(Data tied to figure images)
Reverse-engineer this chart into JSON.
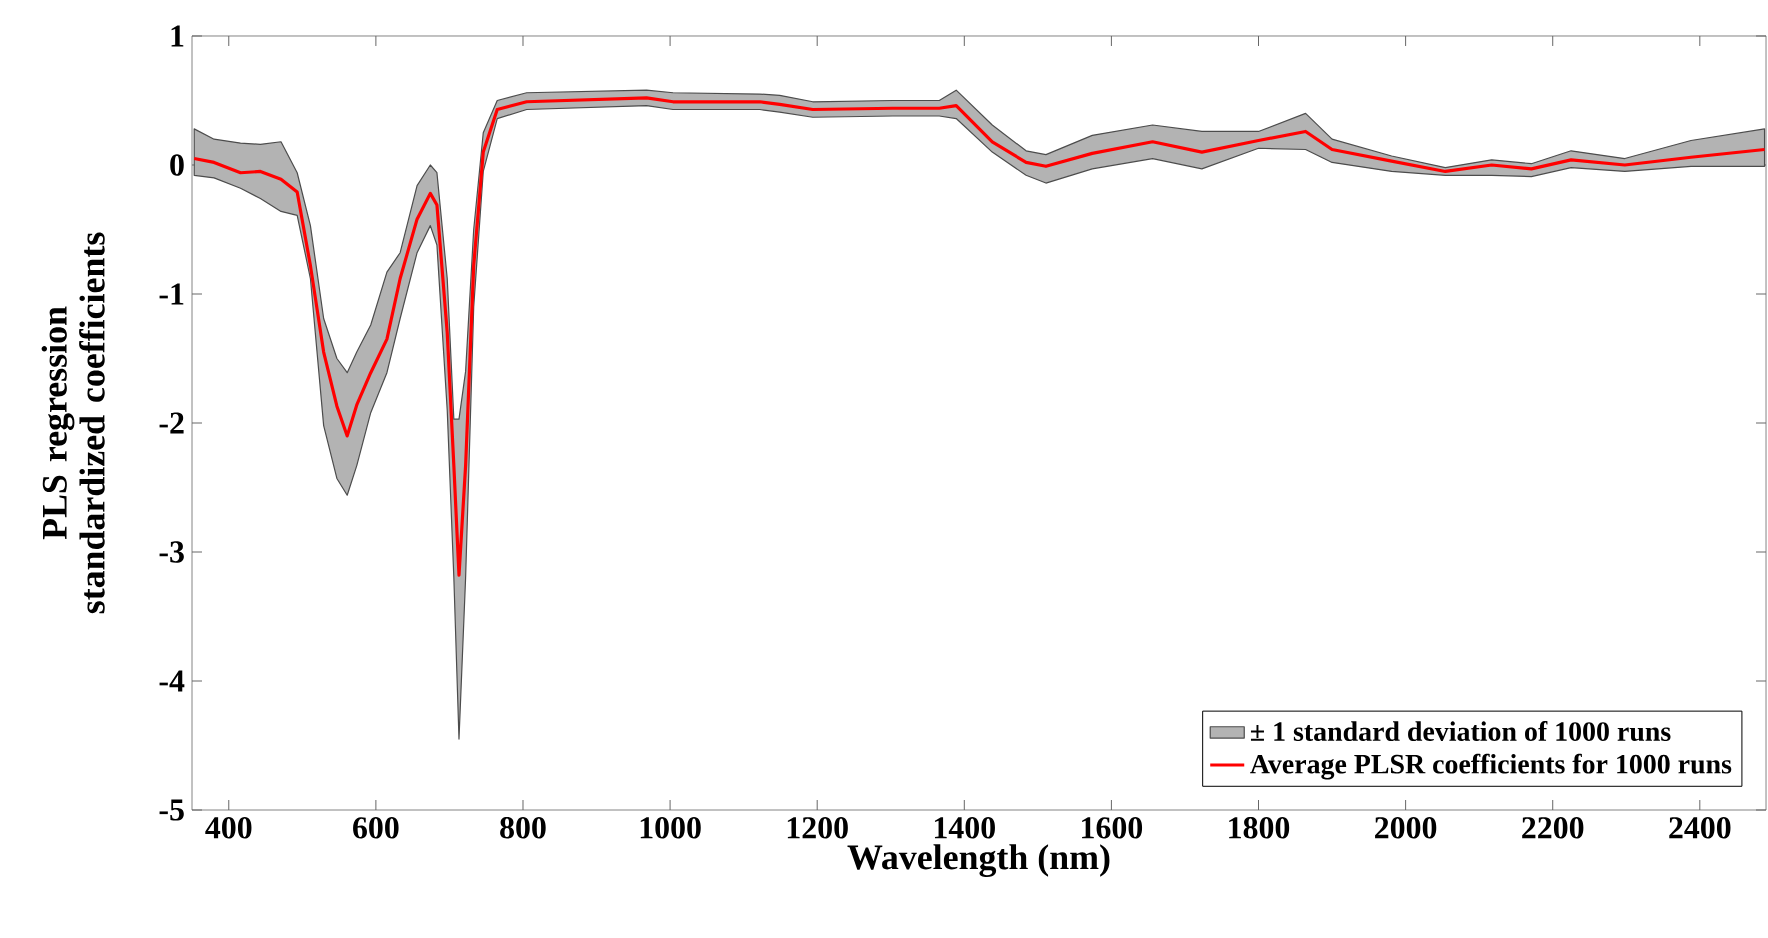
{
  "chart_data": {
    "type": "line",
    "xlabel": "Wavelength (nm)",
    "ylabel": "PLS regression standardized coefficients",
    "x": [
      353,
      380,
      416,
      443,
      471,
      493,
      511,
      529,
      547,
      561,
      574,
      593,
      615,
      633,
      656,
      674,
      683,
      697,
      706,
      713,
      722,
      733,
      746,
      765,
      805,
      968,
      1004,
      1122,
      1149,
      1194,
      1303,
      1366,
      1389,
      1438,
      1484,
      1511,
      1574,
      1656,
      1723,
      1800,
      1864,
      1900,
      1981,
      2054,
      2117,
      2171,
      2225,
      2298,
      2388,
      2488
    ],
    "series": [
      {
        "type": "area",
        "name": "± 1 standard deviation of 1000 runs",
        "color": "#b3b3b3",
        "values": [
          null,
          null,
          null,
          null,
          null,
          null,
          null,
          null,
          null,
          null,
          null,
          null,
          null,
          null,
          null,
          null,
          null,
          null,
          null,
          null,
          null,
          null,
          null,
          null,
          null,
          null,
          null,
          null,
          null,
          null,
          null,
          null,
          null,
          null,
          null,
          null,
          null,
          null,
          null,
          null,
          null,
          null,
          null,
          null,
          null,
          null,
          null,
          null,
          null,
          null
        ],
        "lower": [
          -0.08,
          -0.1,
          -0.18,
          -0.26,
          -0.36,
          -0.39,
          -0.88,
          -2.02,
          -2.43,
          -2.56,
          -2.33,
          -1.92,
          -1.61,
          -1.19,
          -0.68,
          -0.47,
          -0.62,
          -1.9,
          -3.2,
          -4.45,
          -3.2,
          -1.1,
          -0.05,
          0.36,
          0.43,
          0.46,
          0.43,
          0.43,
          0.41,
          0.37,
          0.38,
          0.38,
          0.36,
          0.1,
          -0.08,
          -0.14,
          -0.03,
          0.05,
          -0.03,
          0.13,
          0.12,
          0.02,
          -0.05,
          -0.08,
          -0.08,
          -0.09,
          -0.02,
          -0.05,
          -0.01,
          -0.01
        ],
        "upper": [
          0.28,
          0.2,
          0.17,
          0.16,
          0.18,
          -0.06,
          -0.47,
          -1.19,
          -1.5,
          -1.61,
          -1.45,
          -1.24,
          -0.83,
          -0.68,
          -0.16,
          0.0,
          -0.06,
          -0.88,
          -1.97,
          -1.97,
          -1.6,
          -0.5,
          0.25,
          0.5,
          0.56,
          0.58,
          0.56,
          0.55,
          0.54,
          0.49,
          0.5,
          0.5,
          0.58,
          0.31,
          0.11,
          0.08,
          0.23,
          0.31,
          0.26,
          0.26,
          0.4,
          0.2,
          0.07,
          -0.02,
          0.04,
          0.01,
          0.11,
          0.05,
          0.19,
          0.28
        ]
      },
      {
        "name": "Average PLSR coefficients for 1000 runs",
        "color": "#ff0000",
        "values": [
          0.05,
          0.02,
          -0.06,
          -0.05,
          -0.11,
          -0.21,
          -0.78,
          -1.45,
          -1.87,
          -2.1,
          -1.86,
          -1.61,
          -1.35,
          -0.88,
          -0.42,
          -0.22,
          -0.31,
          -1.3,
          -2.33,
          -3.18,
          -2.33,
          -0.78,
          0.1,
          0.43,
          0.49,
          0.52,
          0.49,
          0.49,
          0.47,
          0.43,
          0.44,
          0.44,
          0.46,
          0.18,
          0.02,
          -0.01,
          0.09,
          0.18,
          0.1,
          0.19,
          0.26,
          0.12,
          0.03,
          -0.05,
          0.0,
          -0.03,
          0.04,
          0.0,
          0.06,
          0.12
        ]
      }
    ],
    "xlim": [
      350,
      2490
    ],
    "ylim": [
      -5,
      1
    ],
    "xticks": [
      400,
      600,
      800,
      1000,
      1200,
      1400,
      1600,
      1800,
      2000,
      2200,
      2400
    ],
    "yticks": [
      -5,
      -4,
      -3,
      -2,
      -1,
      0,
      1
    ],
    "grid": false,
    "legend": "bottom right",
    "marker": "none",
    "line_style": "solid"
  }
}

» **INSTRUCTION**: Make an exact copy of the listing above. Do not include the pictures.

» **RESPONSE FOR THIS EXERCISE**:
Reverse-engineer this chart into JSON.
{
  "chart_data": {
    "type": "line",
    "xlabel": "Wavelength (nm)",
    "ylabel": "PLS regression standardized coefficients",
    "x": [
      353,
      380,
      416,
      443,
      471,
      493,
      511,
      529,
      547,
      561,
      574,
      593,
      615,
      633,
      656,
      674,
      683,
      697,
      706,
      713,
      722,
      733,
      746,
      765,
      805,
      968,
      1004,
      1122,
      1149,
      1194,
      1303,
      1366,
      1389,
      1438,
      1484,
      1511,
      1574,
      1656,
      1723,
      1800,
      1864,
      1900,
      1981,
      2054,
      2117,
      2171,
      2225,
      2298,
      2388,
      2488
    ],
    "series": [
      {
        "type": "area",
        "name": "± 1 standard deviation of 1000 runs",
        "color": "#b3b3b3",
        "values": [
          null,
          null,
          null,
          null,
          null,
          null,
          null,
          null,
          null,
          null,
          null,
          null,
          null,
          null,
          null,
          null,
          null,
          null,
          null,
          null,
          null,
          null,
          null,
          null,
          null,
          null,
          null,
          null,
          null,
          null,
          null,
          null,
          null,
          null,
          null,
          null,
          null,
          null,
          null,
          null,
          null,
          null,
          null,
          null,
          null,
          null,
          null,
          null,
          null,
          null
        ],
        "lower": [
          -0.08,
          -0.1,
          -0.18,
          -0.26,
          -0.36,
          -0.39,
          -0.88,
          -2.02,
          -2.43,
          -2.56,
          -2.33,
          -1.92,
          -1.61,
          -1.19,
          -0.68,
          -0.47,
          -0.62,
          -1.9,
          -3.2,
          -4.45,
          -3.2,
          -1.1,
          -0.05,
          0.36,
          0.43,
          0.46,
          0.43,
          0.43,
          0.41,
          0.37,
          0.38,
          0.38,
          0.36,
          0.1,
          -0.08,
          -0.14,
          -0.03,
          0.05,
          -0.03,
          0.13,
          0.12,
          0.02,
          -0.05,
          -0.08,
          -0.08,
          -0.09,
          -0.02,
          -0.05,
          -0.01,
          -0.01
        ],
        "upper": [
          0.28,
          0.2,
          0.17,
          0.16,
          0.18,
          -0.06,
          -0.47,
          -1.19,
          -1.5,
          -1.61,
          -1.45,
          -1.24,
          -0.83,
          -0.68,
          -0.16,
          0.0,
          -0.06,
          -0.88,
          -1.97,
          -1.97,
          -1.6,
          -0.5,
          0.25,
          0.5,
          0.56,
          0.58,
          0.56,
          0.55,
          0.54,
          0.49,
          0.5,
          0.5,
          0.58,
          0.31,
          0.11,
          0.08,
          0.23,
          0.31,
          0.26,
          0.26,
          0.4,
          0.2,
          0.07,
          -0.02,
          0.04,
          0.01,
          0.11,
          0.05,
          0.19,
          0.28
        ]
      },
      {
        "name": "Average PLSR coefficients for 1000 runs",
        "color": "#ff0000",
        "values": [
          0.05,
          0.02,
          -0.06,
          -0.05,
          -0.11,
          -0.21,
          -0.78,
          -1.45,
          -1.87,
          -2.1,
          -1.86,
          -1.61,
          -1.35,
          -0.88,
          -0.42,
          -0.22,
          -0.31,
          -1.3,
          -2.33,
          -3.18,
          -2.33,
          -0.78,
          0.1,
          0.43,
          0.49,
          0.52,
          0.49,
          0.49,
          0.47,
          0.43,
          0.44,
          0.44,
          0.46,
          0.18,
          0.02,
          -0.01,
          0.09,
          0.18,
          0.1,
          0.19,
          0.26,
          0.12,
          0.03,
          -0.05,
          0.0,
          -0.03,
          0.04,
          0.0,
          0.06,
          0.12
        ]
      }
    ],
    "xlim": [
      350,
      2490
    ],
    "ylim": [
      -5,
      1
    ],
    "xticks": [
      400,
      600,
      800,
      1000,
      1200,
      1400,
      1600,
      1800,
      2000,
      2200,
      2400
    ],
    "yticks": [
      -5,
      -4,
      -3,
      -2,
      -1,
      0,
      1
    ],
    "grid": false,
    "legend": "bottom right",
    "marker": "none",
    "line_style": "solid"
  }
}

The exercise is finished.